● **Given instruction**
Omit all images, then return the remaining material exactly as it stands.

[Data records]
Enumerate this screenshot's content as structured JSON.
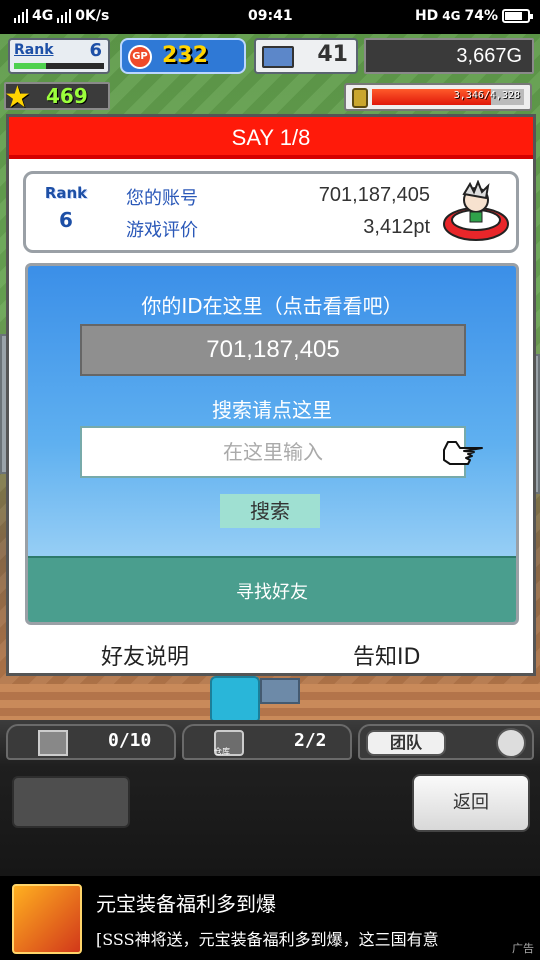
{
  "status_bar": {
    "network": "4G",
    "speed": "0K/s",
    "time": "09:41",
    "hd": "HD",
    "network2": "4G",
    "battery": "74%"
  },
  "hud": {
    "rank_label": "Rank",
    "rank_value": "6",
    "gp_icon_text": "GP",
    "gp_value": "232",
    "pc_value": "41",
    "money": "3,667G",
    "stars": "469",
    "energy": "3,346/4,328"
  },
  "dialog": {
    "title": "SAY 1/8",
    "rank_label": "Rank",
    "rank_value": "6",
    "account_label": "您的账号",
    "account_value": "701,187,405",
    "rating_label": "游戏评价",
    "rating_value": "3,412pt",
    "id_prompt": "你的ID在这里（点击看看吧）",
    "id_value": "701,187,405",
    "search_prompt": "搜索请点这里",
    "search_placeholder": "在这里输入",
    "search_button": "搜索",
    "find_friends": "寻找好友",
    "friends_help": "好友说明",
    "notify_id": "告知ID"
  },
  "toolbar": {
    "tab1_count": "0/10",
    "tab2_label": "仓库",
    "tab2_count": "2/2",
    "team_label": "团队",
    "back_button": "返回"
  },
  "ad": {
    "title": "元宝装备福利多到爆",
    "description": "[SSS神将送，元宝装备福利多到爆，这三国有意",
    "tag": "广告"
  }
}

● **Full output**
Enumerate this screenshot's content as structured JSON.
{
  "status_bar": {
    "network": "4G",
    "speed": "0K/s",
    "time": "09:41",
    "hd": "HD",
    "network2": "4G",
    "battery": "74%"
  },
  "hud": {
    "rank_label": "Rank",
    "rank_value": "6",
    "gp_icon_text": "GP",
    "gp_value": "232",
    "pc_value": "41",
    "money": "3,667G",
    "stars": "469",
    "energy": "3,346/4,328"
  },
  "dialog": {
    "title": "SAY 1/8",
    "rank_label": "Rank",
    "rank_value": "6",
    "account_label": "您的账号",
    "account_value": "701,187,405",
    "rating_label": "游戏评价",
    "rating_value": "3,412pt",
    "id_prompt": "你的ID在这里（点击看看吧）",
    "id_value": "701,187,405",
    "search_prompt": "搜索请点这里",
    "search_placeholder": "在这里输入",
    "search_button": "搜索",
    "find_friends": "寻找好友",
    "friends_help": "好友说明",
    "notify_id": "告知ID"
  },
  "toolbar": {
    "tab1_count": "0/10",
    "tab2_label": "仓库",
    "tab2_count": "2/2",
    "team_label": "团队",
    "back_button": "返回"
  },
  "ad": {
    "title": "元宝装备福利多到爆",
    "description": "[SSS神将送，元宝装备福利多到爆，这三国有意",
    "tag": "广告"
  }
}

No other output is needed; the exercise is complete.